REQUIRED WORK: Set down, in full, every record in the block.

(Stored data)
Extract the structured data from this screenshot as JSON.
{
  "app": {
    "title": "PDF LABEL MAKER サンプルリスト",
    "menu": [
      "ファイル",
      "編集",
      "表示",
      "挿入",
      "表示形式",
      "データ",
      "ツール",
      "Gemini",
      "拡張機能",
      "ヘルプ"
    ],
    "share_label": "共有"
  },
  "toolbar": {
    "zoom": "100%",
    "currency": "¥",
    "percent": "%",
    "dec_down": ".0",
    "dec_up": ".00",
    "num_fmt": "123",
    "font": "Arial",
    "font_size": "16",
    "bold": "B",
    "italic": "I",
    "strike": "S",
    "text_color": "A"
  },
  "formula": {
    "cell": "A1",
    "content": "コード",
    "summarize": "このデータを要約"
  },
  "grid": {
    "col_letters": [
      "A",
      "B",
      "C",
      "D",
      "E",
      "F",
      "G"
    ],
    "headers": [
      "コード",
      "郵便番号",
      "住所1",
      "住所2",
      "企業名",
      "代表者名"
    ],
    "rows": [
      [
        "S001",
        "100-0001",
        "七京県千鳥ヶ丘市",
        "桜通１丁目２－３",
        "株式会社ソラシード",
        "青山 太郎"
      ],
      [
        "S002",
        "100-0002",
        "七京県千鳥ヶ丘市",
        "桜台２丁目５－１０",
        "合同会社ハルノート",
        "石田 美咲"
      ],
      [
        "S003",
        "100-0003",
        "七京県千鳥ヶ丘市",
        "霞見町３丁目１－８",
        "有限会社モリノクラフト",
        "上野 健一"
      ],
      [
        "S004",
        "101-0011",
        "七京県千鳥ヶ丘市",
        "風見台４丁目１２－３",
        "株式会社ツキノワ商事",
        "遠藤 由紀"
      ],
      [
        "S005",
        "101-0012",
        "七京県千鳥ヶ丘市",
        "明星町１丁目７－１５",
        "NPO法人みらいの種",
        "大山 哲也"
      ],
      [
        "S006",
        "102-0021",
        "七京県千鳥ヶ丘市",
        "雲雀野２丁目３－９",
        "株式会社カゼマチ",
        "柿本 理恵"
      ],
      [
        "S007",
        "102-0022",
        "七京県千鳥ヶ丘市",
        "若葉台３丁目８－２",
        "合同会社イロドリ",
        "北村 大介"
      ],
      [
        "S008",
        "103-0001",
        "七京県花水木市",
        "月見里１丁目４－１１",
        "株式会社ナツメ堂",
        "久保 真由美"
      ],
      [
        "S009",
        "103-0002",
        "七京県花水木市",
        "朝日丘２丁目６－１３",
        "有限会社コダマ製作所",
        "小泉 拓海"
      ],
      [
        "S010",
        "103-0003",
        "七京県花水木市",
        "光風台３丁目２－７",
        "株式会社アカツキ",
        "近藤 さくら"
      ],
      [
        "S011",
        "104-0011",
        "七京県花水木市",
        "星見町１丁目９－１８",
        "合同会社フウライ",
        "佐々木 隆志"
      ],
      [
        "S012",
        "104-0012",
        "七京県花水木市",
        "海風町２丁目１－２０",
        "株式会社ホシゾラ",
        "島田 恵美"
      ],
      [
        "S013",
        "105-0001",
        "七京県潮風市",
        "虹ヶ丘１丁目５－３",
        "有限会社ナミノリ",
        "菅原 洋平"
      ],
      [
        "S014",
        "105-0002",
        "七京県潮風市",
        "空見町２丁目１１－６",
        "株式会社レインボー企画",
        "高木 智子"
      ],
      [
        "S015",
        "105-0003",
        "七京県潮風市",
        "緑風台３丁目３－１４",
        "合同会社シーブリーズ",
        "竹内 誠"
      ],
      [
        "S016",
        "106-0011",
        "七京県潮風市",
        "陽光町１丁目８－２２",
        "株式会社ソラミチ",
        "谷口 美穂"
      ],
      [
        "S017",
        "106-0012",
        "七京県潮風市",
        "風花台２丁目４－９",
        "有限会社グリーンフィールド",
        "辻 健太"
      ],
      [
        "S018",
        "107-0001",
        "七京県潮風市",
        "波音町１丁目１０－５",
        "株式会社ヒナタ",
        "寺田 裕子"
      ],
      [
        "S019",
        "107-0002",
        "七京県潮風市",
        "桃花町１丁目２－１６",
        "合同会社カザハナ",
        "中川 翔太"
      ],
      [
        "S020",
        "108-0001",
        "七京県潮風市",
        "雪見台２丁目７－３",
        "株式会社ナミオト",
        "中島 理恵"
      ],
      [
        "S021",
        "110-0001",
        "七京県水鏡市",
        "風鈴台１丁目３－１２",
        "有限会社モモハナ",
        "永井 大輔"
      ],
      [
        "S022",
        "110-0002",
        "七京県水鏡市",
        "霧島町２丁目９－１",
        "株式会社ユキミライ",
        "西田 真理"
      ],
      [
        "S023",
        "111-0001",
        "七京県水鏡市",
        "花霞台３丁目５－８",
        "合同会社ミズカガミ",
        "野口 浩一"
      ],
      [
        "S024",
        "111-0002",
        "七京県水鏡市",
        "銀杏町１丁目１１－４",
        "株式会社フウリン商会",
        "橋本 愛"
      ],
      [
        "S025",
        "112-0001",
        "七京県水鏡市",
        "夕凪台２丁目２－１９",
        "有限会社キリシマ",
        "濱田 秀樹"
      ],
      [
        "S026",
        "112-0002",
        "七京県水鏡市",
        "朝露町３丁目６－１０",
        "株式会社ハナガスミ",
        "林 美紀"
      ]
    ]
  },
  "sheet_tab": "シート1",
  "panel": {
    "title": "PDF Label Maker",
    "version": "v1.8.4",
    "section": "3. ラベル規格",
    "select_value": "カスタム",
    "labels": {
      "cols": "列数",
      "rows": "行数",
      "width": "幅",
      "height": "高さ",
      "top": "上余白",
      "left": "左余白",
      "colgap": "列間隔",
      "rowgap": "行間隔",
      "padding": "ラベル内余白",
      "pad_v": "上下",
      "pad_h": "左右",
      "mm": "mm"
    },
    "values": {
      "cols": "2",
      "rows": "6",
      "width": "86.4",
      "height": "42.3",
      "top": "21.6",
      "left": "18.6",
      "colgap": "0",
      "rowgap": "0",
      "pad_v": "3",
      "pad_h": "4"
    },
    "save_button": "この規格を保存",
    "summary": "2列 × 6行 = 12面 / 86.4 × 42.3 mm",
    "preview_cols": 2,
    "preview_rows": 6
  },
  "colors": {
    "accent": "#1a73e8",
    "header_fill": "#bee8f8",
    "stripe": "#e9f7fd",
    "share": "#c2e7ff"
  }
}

REPLY TO THE TASK:
Extract the structured data from this screenshot as JSON.
{
  "app": {
    "title": "PDF LABEL MAKER サンプルリスト",
    "menu": [
      "ファイル",
      "編集",
      "表示",
      "挿入",
      "表示形式",
      "データ",
      "ツール",
      "Gemini",
      "拡張機能",
      "ヘルプ"
    ],
    "share_label": "共有"
  },
  "toolbar": {
    "zoom": "100%",
    "currency": "¥",
    "percent": "%",
    "dec_down": ".0",
    "dec_up": ".00",
    "num_fmt": "123",
    "font": "Arial",
    "font_size": "16",
    "bold": "B",
    "italic": "I",
    "strike": "S",
    "text_color": "A"
  },
  "formula": {
    "cell": "A1",
    "content": "コード",
    "summarize": "このデータを要約"
  },
  "grid": {
    "col_letters": [
      "A",
      "B",
      "C",
      "D",
      "E",
      "F",
      "G"
    ],
    "headers": [
      "コード",
      "郵便番号",
      "住所1",
      "住所2",
      "企業名",
      "代表者名"
    ],
    "rows": [
      [
        "S001",
        "100-0001",
        "七京県千鳥ヶ丘市",
        "桜通１丁目２－３",
        "株式会社ソラシード",
        "青山 太郎"
      ],
      [
        "S002",
        "100-0002",
        "七京県千鳥ヶ丘市",
        "桜台２丁目５－１０",
        "合同会社ハルノート",
        "石田 美咲"
      ],
      [
        "S003",
        "100-0003",
        "七京県千鳥ヶ丘市",
        "霞見町３丁目１－８",
        "有限会社モリノクラフト",
        "上野 健一"
      ],
      [
        "S004",
        "101-0011",
        "七京県千鳥ヶ丘市",
        "風見台４丁目１２－３",
        "株式会社ツキノワ商事",
        "遠藤 由紀"
      ],
      [
        "S005",
        "101-0012",
        "七京県千鳥ヶ丘市",
        "明星町１丁目７－１５",
        "NPO法人みらいの種",
        "大山 哲也"
      ],
      [
        "S006",
        "102-0021",
        "七京県千鳥ヶ丘市",
        "雲雀野２丁目３－９",
        "株式会社カゼマチ",
        "柿本 理恵"
      ],
      [
        "S007",
        "102-0022",
        "七京県千鳥ヶ丘市",
        "若葉台３丁目８－２",
        "合同会社イロドリ",
        "北村 大介"
      ],
      [
        "S008",
        "103-0001",
        "七京県花水木市",
        "月見里１丁目４－１１",
        "株式会社ナツメ堂",
        "久保 真由美"
      ],
      [
        "S009",
        "103-0002",
        "七京県花水木市",
        "朝日丘２丁目６－１３",
        "有限会社コダマ製作所",
        "小泉 拓海"
      ],
      [
        "S010",
        "103-0003",
        "七京県花水木市",
        "光風台３丁目２－７",
        "株式会社アカツキ",
        "近藤 さくら"
      ],
      [
        "S011",
        "104-0011",
        "七京県花水木市",
        "星見町１丁目９－１８",
        "合同会社フウライ",
        "佐々木 隆志"
      ],
      [
        "S012",
        "104-0012",
        "七京県花水木市",
        "海風町２丁目１－２０",
        "株式会社ホシゾラ",
        "島田 恵美"
      ],
      [
        "S013",
        "105-0001",
        "七京県潮風市",
        "虹ヶ丘１丁目５－３",
        "有限会社ナミノリ",
        "菅原 洋平"
      ],
      [
        "S014",
        "105-0002",
        "七京県潮風市",
        "空見町２丁目１１－６",
        "株式会社レインボー企画",
        "高木 智子"
      ],
      [
        "S015",
        "105-0003",
        "七京県潮風市",
        "緑風台３丁目３－１４",
        "合同会社シーブリーズ",
        "竹内 誠"
      ],
      [
        "S016",
        "106-0011",
        "七京県潮風市",
        "陽光町１丁目８－２２",
        "株式会社ソラミチ",
        "谷口 美穂"
      ],
      [
        "S017",
        "106-0012",
        "七京県潮風市",
        "風花台２丁目４－９",
        "有限会社グリーンフィールド",
        "辻 健太"
      ],
      [
        "S018",
        "107-0001",
        "七京県潮風市",
        "波音町１丁目１０－５",
        "株式会社ヒナタ",
        "寺田 裕子"
      ],
      [
        "S019",
        "107-0002",
        "七京県潮風市",
        "桃花町１丁目２－１６",
        "合同会社カザハナ",
        "中川 翔太"
      ],
      [
        "S020",
        "108-0001",
        "七京県潮風市",
        "雪見台２丁目７－３",
        "株式会社ナミオト",
        "中島 理恵"
      ],
      [
        "S021",
        "110-0001",
        "七京県水鏡市",
        "風鈴台１丁目３－１２",
        "有限会社モモハナ",
        "永井 大輔"
      ],
      [
        "S022",
        "110-0002",
        "七京県水鏡市",
        "霧島町２丁目９－１",
        "株式会社ユキミライ",
        "西田 真理"
      ],
      [
        "S023",
        "111-0001",
        "七京県水鏡市",
        "花霞台３丁目５－８",
        "合同会社ミズカガミ",
        "野口 浩一"
      ],
      [
        "S024",
        "111-0002",
        "七京県水鏡市",
        "銀杏町１丁目１１－４",
        "株式会社フウリン商会",
        "橋本 愛"
      ],
      [
        "S025",
        "112-0001",
        "七京県水鏡市",
        "夕凪台２丁目２－１９",
        "有限会社キリシマ",
        "濱田 秀樹"
      ],
      [
        "S026",
        "112-0002",
        "七京県水鏡市",
        "朝露町３丁目６－１０",
        "株式会社ハナガスミ",
        "林 美紀"
      ]
    ]
  },
  "sheet_tab": "シート1",
  "panel": {
    "title": "PDF Label Maker",
    "version": "v1.8.4",
    "section": "3. ラベル規格",
    "select_value": "カスタム",
    "labels": {
      "cols": "列数",
      "rows": "行数",
      "width": "幅",
      "height": "高さ",
      "top": "上余白",
      "left": "左余白",
      "colgap": "列間隔",
      "rowgap": "行間隔",
      "padding": "ラベル内余白",
      "pad_v": "上下",
      "pad_h": "左右",
      "mm": "mm"
    },
    "values": {
      "cols": "2",
      "rows": "6",
      "width": "86.4",
      "height": "42.3",
      "top": "21.6",
      "left": "18.6",
      "colgap": "0",
      "rowgap": "0",
      "pad_v": "3",
      "pad_h": "4"
    },
    "save_button": "この規格を保存",
    "summary": "2列 × 6行 = 12面 / 86.4 × 42.3 mm",
    "preview_cols": 2,
    "preview_rows": 6
  },
  "colors": {
    "accent": "#1a73e8",
    "header_fill": "#bee8f8",
    "stripe": "#e9f7fd",
    "share": "#c2e7ff"
  }
}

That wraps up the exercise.